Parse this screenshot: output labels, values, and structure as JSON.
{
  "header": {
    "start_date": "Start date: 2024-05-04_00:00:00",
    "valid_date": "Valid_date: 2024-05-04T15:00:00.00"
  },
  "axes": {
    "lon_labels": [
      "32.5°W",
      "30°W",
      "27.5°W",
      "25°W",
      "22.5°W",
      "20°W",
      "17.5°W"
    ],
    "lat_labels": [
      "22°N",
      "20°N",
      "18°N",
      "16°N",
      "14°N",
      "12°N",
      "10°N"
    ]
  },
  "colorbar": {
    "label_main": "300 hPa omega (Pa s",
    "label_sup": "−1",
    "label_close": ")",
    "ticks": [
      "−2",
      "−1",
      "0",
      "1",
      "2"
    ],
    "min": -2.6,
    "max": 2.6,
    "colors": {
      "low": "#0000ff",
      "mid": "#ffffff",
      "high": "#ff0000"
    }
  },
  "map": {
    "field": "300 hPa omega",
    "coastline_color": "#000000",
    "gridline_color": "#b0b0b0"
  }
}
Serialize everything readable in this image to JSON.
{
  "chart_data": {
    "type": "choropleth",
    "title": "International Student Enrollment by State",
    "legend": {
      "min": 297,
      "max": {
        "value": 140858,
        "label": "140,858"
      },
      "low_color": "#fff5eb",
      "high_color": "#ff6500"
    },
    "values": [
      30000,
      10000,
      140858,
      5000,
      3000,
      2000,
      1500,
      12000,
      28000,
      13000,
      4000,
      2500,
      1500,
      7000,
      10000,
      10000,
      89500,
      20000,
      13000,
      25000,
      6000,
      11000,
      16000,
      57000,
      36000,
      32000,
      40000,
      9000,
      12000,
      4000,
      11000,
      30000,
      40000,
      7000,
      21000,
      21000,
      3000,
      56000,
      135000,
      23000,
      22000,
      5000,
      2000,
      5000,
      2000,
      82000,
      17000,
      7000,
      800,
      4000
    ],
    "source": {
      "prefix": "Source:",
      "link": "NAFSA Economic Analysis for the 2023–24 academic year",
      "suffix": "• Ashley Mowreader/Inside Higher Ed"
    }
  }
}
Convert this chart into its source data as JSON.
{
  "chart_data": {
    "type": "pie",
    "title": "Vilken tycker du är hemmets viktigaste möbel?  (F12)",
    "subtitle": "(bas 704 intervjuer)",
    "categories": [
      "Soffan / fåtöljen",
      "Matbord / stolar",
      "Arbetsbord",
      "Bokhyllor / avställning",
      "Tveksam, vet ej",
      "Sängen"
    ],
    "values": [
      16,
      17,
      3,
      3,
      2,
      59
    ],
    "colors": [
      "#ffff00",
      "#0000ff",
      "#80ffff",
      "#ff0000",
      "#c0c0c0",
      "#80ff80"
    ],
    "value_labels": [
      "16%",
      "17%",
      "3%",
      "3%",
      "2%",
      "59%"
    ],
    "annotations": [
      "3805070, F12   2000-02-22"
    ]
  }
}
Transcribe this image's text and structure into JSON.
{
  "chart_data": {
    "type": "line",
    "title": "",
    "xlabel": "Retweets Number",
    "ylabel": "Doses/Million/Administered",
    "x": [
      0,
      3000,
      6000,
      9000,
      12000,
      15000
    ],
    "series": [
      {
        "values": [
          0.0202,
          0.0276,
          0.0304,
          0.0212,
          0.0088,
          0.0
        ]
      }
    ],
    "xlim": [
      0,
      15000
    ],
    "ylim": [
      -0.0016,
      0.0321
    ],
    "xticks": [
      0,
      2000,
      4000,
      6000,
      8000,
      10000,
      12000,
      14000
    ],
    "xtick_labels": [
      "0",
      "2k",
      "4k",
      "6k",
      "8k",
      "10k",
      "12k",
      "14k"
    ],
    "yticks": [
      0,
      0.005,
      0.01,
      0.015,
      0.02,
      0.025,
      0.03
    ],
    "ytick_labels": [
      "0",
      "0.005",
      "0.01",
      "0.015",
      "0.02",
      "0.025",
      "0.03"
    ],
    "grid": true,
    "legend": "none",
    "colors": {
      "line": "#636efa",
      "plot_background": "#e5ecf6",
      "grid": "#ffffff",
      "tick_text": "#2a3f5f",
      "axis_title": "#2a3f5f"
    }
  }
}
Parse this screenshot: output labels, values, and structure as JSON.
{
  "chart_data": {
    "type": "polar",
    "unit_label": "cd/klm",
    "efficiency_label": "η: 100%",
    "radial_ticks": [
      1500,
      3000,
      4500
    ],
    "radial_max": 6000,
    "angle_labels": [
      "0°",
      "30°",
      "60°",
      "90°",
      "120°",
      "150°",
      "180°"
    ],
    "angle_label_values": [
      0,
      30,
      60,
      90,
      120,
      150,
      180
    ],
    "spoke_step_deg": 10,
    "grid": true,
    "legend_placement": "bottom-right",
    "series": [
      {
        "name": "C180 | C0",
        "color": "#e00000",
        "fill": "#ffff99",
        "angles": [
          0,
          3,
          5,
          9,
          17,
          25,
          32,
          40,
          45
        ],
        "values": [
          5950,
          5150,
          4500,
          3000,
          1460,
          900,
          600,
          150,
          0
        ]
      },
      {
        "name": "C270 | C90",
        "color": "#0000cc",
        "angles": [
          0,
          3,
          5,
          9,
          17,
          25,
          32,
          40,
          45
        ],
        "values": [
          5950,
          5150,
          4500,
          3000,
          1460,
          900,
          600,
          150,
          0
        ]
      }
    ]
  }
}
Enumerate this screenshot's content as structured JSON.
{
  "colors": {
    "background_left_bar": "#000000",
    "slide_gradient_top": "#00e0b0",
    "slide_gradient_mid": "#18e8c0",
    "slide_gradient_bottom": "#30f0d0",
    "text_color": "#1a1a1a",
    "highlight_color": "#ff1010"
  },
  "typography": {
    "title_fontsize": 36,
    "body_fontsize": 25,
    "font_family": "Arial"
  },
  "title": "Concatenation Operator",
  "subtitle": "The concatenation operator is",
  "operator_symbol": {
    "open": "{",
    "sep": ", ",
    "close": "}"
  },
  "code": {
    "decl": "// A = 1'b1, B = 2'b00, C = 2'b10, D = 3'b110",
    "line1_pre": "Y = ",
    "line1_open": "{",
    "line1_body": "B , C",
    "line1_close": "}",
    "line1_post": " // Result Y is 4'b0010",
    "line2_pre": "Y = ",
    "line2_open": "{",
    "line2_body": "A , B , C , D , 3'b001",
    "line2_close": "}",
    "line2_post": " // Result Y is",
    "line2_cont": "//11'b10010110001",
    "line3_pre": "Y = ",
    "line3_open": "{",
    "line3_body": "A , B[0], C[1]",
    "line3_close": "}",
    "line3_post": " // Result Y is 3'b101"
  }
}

#### Work to complete
Copy out every line of the data above, exactly as given.

#### Solution for this exercise
Parse this screenshot: output labels, values, and structure as JSON.
{
  "header": {
    "start_date": "Start date: 2024-05-04_00:00:00",
    "valid_date": "Valid_date: 2024-05-04T15:00:00.00"
  },
  "axes": {
    "lon_labels": [
      "32.5°W",
      "30°W",
      "27.5°W",
      "25°W",
      "22.5°W",
      "20°W",
      "17.5°W"
    ],
    "lat_labels": [
      "22°N",
      "20°N",
      "18°N",
      "16°N",
      "14°N",
      "12°N",
      "10°N"
    ]
  },
  "colorbar": {
    "label_main": "300 hPa omega (Pa s",
    "label_sup": "−1",
    "label_close": ")",
    "ticks": [
      "−2",
      "−1",
      "0",
      "1",
      "2"
    ],
    "min": -2.6,
    "max": 2.6,
    "colors": {
      "low": "#0000ff",
      "mid": "#ffffff",
      "high": "#ff0000"
    }
  },
  "map": {
    "field": "300 hPa omega",
    "coastline_color": "#000000",
    "gridline_color": "#b0b0b0"
  }
}
Serialize everything readable in this image to JSON.
{
  "chart_data": {
    "type": "choropleth",
    "title": "International Student Enrollment by State",
    "legend": {
      "min": 297,
      "max": {
        "value": 140858,
        "label": "140,858"
      },
      "low_color": "#fff5eb",
      "high_color": "#ff6500"
    },
    "values": [
      30000,
      10000,
      140858,
      5000,
      3000,
      2000,
      1500,
      12000,
      28000,
      13000,
      4000,
      2500,
      1500,
      7000,
      10000,
      10000,
      89500,
      20000,
      13000,
      25000,
      6000,
      11000,
      16000,
      57000,
      36000,
      32000,
      40000,
      9000,
      12000,
      4000,
      11000,
      30000,
      40000,
      7000,
      21000,
      21000,
      3000,
      56000,
      135000,
      23000,
      22000,
      5000,
      2000,
      5000,
      2000,
      82000,
      17000,
      7000,
      800,
      4000
    ],
    "source": {
      "prefix": "Source:",
      "link": "NAFSA Economic Analysis for the 2023–24 academic year",
      "suffix": "• Ashley Mowreader/Inside Higher Ed"
    }
  }
}
Convert this chart into its source data as JSON.
{
  "chart_data": {
    "type": "pie",
    "title": "Vilken tycker du är hemmets viktigaste möbel?  (F12)",
    "subtitle": "(bas 704 intervjuer)",
    "categories": [
      "Soffan / fåtöljen",
      "Matbord / stolar",
      "Arbetsbord",
      "Bokhyllor / avställning",
      "Tveksam, vet ej",
      "Sängen"
    ],
    "values": [
      16,
      17,
      3,
      3,
      2,
      59
    ],
    "colors": [
      "#ffff00",
      "#0000ff",
      "#80ffff",
      "#ff0000",
      "#c0c0c0",
      "#80ff80"
    ],
    "value_labels": [
      "16%",
      "17%",
      "3%",
      "3%",
      "2%",
      "59%"
    ],
    "annotations": [
      "3805070, F12   2000-02-22"
    ]
  }
}
Transcribe this image's text and structure into JSON.
{
  "chart_data": {
    "type": "line",
    "title": "",
    "xlabel": "Retweets Number",
    "ylabel": "Doses/Million/Administered",
    "x": [
      0,
      3000,
      6000,
      9000,
      12000,
      15000
    ],
    "series": [
      {
        "values": [
          0.0202,
          0.0276,
          0.0304,
          0.0212,
          0.0088,
          0.0
        ]
      }
    ],
    "xlim": [
      0,
      15000
    ],
    "ylim": [
      -0.0016,
      0.0321
    ],
    "xticks": [
      0,
      2000,
      4000,
      6000,
      8000,
      10000,
      12000,
      14000
    ],
    "xtick_labels": [
      "0",
      "2k",
      "4k",
      "6k",
      "8k",
      "10k",
      "12k",
      "14k"
    ],
    "yticks": [
      0,
      0.005,
      0.01,
      0.015,
      0.02,
      0.025,
      0.03
    ],
    "ytick_labels": [
      "0",
      "0.005",
      "0.01",
      "0.015",
      "0.02",
      "0.025",
      "0.03"
    ],
    "grid": true,
    "legend": "none",
    "colors": {
      "line": "#636efa",
      "plot_background": "#e5ecf6",
      "grid": "#ffffff",
      "tick_text": "#2a3f5f",
      "axis_title": "#2a3f5f"
    }
  }
}
Parse this screenshot: output labels, values, and structure as JSON.
{
  "chart_data": {
    "type": "polar",
    "unit_label": "cd/klm",
    "efficiency_label": "η: 100%",
    "radial_ticks": [
      1500,
      3000,
      4500
    ],
    "radial_max": 6000,
    "angle_labels": [
      "0°",
      "30°",
      "60°",
      "90°",
      "120°",
      "150°",
      "180°"
    ],
    "angle_label_values": [
      0,
      30,
      60,
      90,
      120,
      150,
      180
    ],
    "spoke_step_deg": 10,
    "grid": true,
    "legend_placement": "bottom-right",
    "series": [
      {
        "name": "C180 | C0",
        "color": "#e00000",
        "fill": "#ffff99",
        "angles": [
          0,
          3,
          5,
          9,
          17,
          25,
          32,
          40,
          45
        ],
        "values": [
          5950,
          5150,
          4500,
          3000,
          1460,
          900,
          600,
          150,
          0
        ]
      },
      {
        "name": "C270 | C90",
        "color": "#0000cc",
        "angles": [
          0,
          3,
          5,
          9,
          17,
          25,
          32,
          40,
          45
        ],
        "values": [
          5950,
          5150,
          4500,
          3000,
          1460,
          900,
          600,
          150,
          0
        ]
      }
    ]
  }
}
Enumerate this screenshot's content as structured JSON.
{
  "colors": {
    "background_left_bar": "#000000",
    "slide_gradient_top": "#00e0b0",
    "slide_gradient_mid": "#18e8c0",
    "slide_gradient_bottom": "#30f0d0",
    "text_color": "#1a1a1a",
    "highlight_color": "#ff1010"
  },
  "typography": {
    "title_fontsize": 36,
    "body_fontsize": 25,
    "font_family": "Arial"
  },
  "title": "Concatenation Operator",
  "subtitle": "The concatenation operator is",
  "operator_symbol": {
    "open": "{",
    "sep": ", ",
    "close": "}"
  },
  "code": {
    "decl": "// A = 1'b1, B = 2'b00, C = 2'b10, D = 3'b110",
    "line1_pre": "Y = ",
    "line1_open": "{",
    "line1_body": "B , C",
    "line1_close": "}",
    "line1_post": " // Result Y is 4'b0010",
    "line2_pre": "Y = ",
    "line2_open": "{",
    "line2_body": "A , B , C , D , 3'b001",
    "line2_close": "}",
    "line2_post": " // Result Y is",
    "line2_cont": "//11'b10010110001",
    "line3_pre": "Y = ",
    "line3_open": "{",
    "line3_body": "A , B[0], C[1]",
    "line3_close": "}",
    "line3_post": " // Result Y is 3'b101"
  }
}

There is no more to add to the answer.